### Set task
Return the stretch of the records from the start through the line containing "909 388 929</box>", copying each line verbatim.

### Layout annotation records

+-------+

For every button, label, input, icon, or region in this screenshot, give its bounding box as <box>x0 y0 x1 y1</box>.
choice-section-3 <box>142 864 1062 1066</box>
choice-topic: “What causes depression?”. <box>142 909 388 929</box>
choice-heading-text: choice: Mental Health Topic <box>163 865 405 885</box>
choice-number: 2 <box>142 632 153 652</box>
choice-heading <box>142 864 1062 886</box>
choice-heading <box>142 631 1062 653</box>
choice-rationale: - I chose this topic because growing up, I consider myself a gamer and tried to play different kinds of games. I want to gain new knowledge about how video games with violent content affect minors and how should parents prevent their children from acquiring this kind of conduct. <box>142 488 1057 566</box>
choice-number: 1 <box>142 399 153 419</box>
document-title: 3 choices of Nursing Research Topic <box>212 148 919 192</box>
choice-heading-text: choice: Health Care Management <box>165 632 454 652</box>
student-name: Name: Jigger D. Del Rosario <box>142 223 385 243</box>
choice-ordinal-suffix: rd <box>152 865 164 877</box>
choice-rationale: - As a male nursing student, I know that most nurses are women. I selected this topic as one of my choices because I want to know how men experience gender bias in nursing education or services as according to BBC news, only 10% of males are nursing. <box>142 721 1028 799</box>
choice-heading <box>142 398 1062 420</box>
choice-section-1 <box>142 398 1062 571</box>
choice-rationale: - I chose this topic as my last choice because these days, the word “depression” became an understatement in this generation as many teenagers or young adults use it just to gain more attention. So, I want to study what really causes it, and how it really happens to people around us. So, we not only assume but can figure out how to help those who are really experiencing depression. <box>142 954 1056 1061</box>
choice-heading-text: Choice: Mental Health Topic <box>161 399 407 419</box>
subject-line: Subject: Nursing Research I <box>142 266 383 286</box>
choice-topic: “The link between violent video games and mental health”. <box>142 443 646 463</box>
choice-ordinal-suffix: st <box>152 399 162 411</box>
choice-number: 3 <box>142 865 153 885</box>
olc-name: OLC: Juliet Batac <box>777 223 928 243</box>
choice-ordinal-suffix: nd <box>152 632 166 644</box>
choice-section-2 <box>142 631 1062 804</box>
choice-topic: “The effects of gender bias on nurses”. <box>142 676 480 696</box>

+-------+

### Result for this exercise
For every button, label, input, icon, or region in this screenshot, give its bounding box as <box>x0 y0 x1 y1</box>.
choice-section-3 <box>142 864 1062 1066</box>
choice-topic: “What causes depression?”. <box>142 909 388 929</box>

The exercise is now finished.